-- Start Provided data --

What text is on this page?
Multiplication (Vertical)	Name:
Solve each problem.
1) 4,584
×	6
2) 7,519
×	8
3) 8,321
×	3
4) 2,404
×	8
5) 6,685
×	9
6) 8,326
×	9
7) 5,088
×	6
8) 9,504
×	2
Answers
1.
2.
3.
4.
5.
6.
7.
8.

-- End Provided data --

Your task is to give the records above again, exactly.

What text is on this page?
Multiplication (Vertical)	Name:
Solve each problem.
1) 4,584
×	6
2) 7,519
×	8
3) 8,321
×	3
4) 2,404
×	8
5) 6,685
×	9
6) 8,326
×	9
7) 5,088
×	6
8) 9,504
×	2
Answers
1.
2.
3.
4.
5.
6.
7.
8.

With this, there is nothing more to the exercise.